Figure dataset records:
"""

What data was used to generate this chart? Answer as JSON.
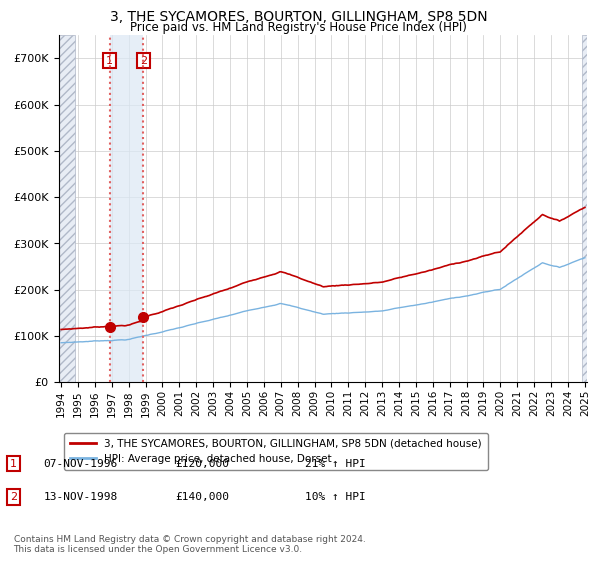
{
  "title": "3, THE SYCAMORES, BOURTON, GILLINGHAM, SP8 5DN",
  "subtitle": "Price paid vs. HM Land Registry's House Price Index (HPI)",
  "legend_line1": "3, THE SYCAMORES, BOURTON, GILLINGHAM, SP8 5DN (detached house)",
  "legend_line2": "HPI: Average price, detached house, Dorset",
  "footer": "Contains HM Land Registry data © Crown copyright and database right 2024.\nThis data is licensed under the Open Government Licence v3.0.",
  "sale1_date": "07-NOV-1996",
  "sale1_price": 120000,
  "sale1_hpi": "21% ↑ HPI",
  "sale2_date": "13-NOV-1998",
  "sale2_price": 140000,
  "sale2_hpi": "10% ↑ HPI",
  "hpi_color": "#7ab3e0",
  "price_color": "#c00000",
  "dot_color": "#c00000",
  "vline_color": "#e06060",
  "shade_color": "#dce8f5",
  "hatch_color": "#d0d8e8",
  "ylim": [
    0,
    750000
  ],
  "yticks": [
    0,
    100000,
    200000,
    300000,
    400000,
    500000,
    600000,
    700000
  ],
  "xstart_year": 1994,
  "xend_year": 2025,
  "background_color": "#ffffff",
  "plot_bg_color": "#ffffff",
  "grid_color": "#cccccc"
}
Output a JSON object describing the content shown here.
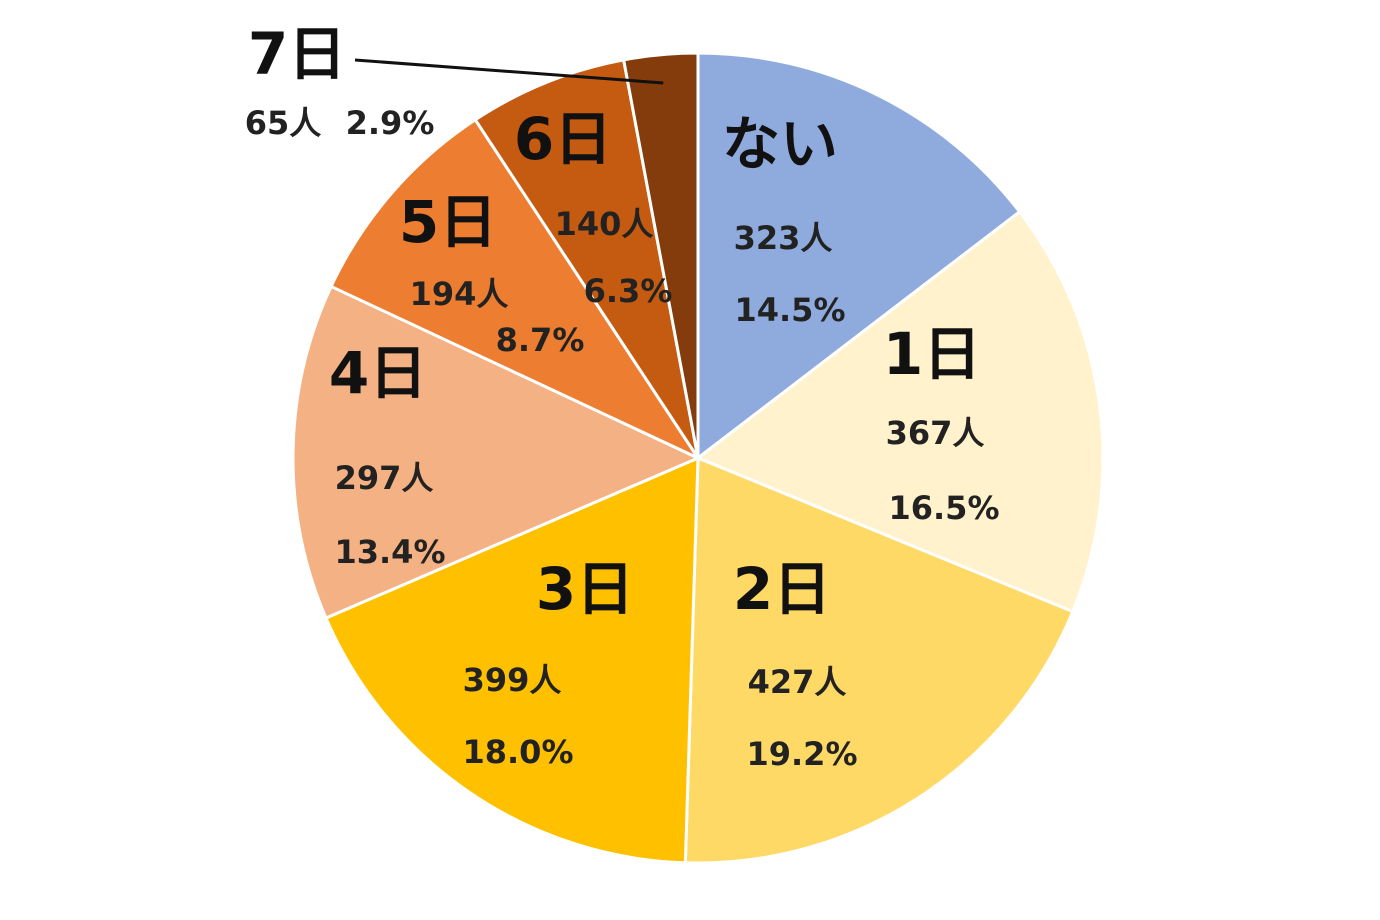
{
  "chart_data": {
    "type": "pie",
    "title": "",
    "unit_people": "人",
    "slices": [
      {
        "label": "ない",
        "count": 323,
        "count_label": "323人",
        "percent": 14.5,
        "percent_label": "14.5%",
        "color": "#8FAADC"
      },
      {
        "label": "1日",
        "count": 367,
        "count_label": "367人",
        "percent": 16.5,
        "percent_label": "16.5%",
        "color": "#FFF2CC"
      },
      {
        "label": "2日",
        "count": 427,
        "count_label": "427人",
        "percent": 19.2,
        "percent_label": "19.2%",
        "color": "#FFD966"
      },
      {
        "label": "3日",
        "count": 399,
        "count_label": "399人",
        "percent": 18.0,
        "percent_label": "18.0%",
        "color": "#FFC000"
      },
      {
        "label": "4日",
        "count": 297,
        "count_label": "297人",
        "percent": 13.4,
        "percent_label": "13.4%",
        "color": "#F4B183"
      },
      {
        "label": "5日",
        "count": 194,
        "count_label": "194人",
        "percent": 8.7,
        "percent_label": "8.7%",
        "color": "#ED7D31"
      },
      {
        "label": "6日",
        "count": 140,
        "count_label": "140人",
        "percent": 6.3,
        "percent_label": "6.3%",
        "color": "#C55A11"
      },
      {
        "label": "7日",
        "count": 65,
        "count_label": "65人",
        "percent": 2.9,
        "percent_label": "2.9%",
        "color": "#843C0C"
      }
    ],
    "legend": "none",
    "start_angle": "12 o'clock",
    "direction": "clockwise"
  }
}
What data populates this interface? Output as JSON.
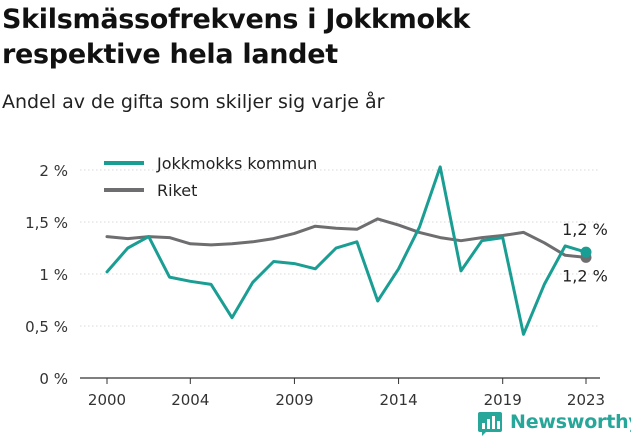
{
  "title": "Skilsmässofrekvens i Jokkmokk respektive hela landet",
  "subtitle": "Andel av de gifta som skiljer sig varje år",
  "brand": {
    "name": "Newsworthy",
    "icon": "newsworthy-logo-icon"
  },
  "chart_data": {
    "type": "line",
    "x": [
      2000,
      2001,
      2002,
      2003,
      2004,
      2005,
      2006,
      2007,
      2008,
      2009,
      2010,
      2011,
      2012,
      2013,
      2014,
      2015,
      2016,
      2017,
      2018,
      2019,
      2020,
      2021,
      2022,
      2023
    ],
    "x_ticks": [
      "2000",
      "2004",
      "2009",
      "2014",
      "2019",
      "2023"
    ],
    "x_tick_values": [
      2000,
      2004,
      2009,
      2014,
      2019,
      2023
    ],
    "xlim": [
      2000,
      2023
    ],
    "ylim": [
      0,
      2
    ],
    "y_ticks": [
      "0 %",
      "0,5 %",
      "1 %",
      "1,5 %",
      "2 %"
    ],
    "y_tick_values": [
      0,
      0.5,
      1,
      1.5,
      2
    ],
    "grid": true,
    "legend_position": "top-left",
    "series": [
      {
        "name": "Jokkmokks kommun",
        "color": "#1a9e93",
        "values": [
          1.02,
          1.25,
          1.36,
          0.97,
          0.93,
          0.9,
          0.58,
          0.92,
          1.12,
          1.1,
          1.05,
          1.25,
          1.31,
          0.74,
          1.05,
          1.45,
          2.03,
          1.03,
          1.32,
          1.35,
          0.42,
          0.9,
          1.27,
          1.21
        ],
        "end_label": "1,2 %"
      },
      {
        "name": "Riket",
        "color": "#6e6e70",
        "values": [
          1.36,
          1.34,
          1.36,
          1.35,
          1.29,
          1.28,
          1.29,
          1.31,
          1.34,
          1.39,
          1.46,
          1.44,
          1.43,
          1.53,
          1.47,
          1.4,
          1.35,
          1.32,
          1.35,
          1.37,
          1.4,
          1.3,
          1.18,
          1.16
        ],
        "end_label": "1,2 %"
      }
    ]
  }
}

"""

Your goal: Starting with the line that holds "What data populates", retype each line through the last one in the listing above, exactly as written. Do not copy any pictures.

Solution to the problem:
What data populates this interface? Output as JSON.
{
  "title": "Skilsmässofrekvens i Jokkmokk respektive hela landet",
  "subtitle": "Andel av de gifta som skiljer sig varje år",
  "brand": {
    "name": "Newsworthy",
    "icon": "newsworthy-logo-icon"
  },
  "chart_data": {
    "type": "line",
    "x": [
      2000,
      2001,
      2002,
      2003,
      2004,
      2005,
      2006,
      2007,
      2008,
      2009,
      2010,
      2011,
      2012,
      2013,
      2014,
      2015,
      2016,
      2017,
      2018,
      2019,
      2020,
      2021,
      2022,
      2023
    ],
    "x_ticks": [
      "2000",
      "2004",
      "2009",
      "2014",
      "2019",
      "2023"
    ],
    "x_tick_values": [
      2000,
      2004,
      2009,
      2014,
      2019,
      2023
    ],
    "xlim": [
      2000,
      2023
    ],
    "ylim": [
      0,
      2
    ],
    "y_ticks": [
      "0 %",
      "0,5 %",
      "1 %",
      "1,5 %",
      "2 %"
    ],
    "y_tick_values": [
      0,
      0.5,
      1,
      1.5,
      2
    ],
    "grid": true,
    "legend_position": "top-left",
    "series": [
      {
        "name": "Jokkmokks kommun",
        "color": "#1a9e93",
        "values": [
          1.02,
          1.25,
          1.36,
          0.97,
          0.93,
          0.9,
          0.58,
          0.92,
          1.12,
          1.1,
          1.05,
          1.25,
          1.31,
          0.74,
          1.05,
          1.45,
          2.03,
          1.03,
          1.32,
          1.35,
          0.42,
          0.9,
          1.27,
          1.21
        ],
        "end_label": "1,2 %"
      },
      {
        "name": "Riket",
        "color": "#6e6e70",
        "values": [
          1.36,
          1.34,
          1.36,
          1.35,
          1.29,
          1.28,
          1.29,
          1.31,
          1.34,
          1.39,
          1.46,
          1.44,
          1.43,
          1.53,
          1.47,
          1.4,
          1.35,
          1.32,
          1.35,
          1.37,
          1.4,
          1.3,
          1.18,
          1.16
        ],
        "end_label": "1,2 %"
      }
    ]
  }
}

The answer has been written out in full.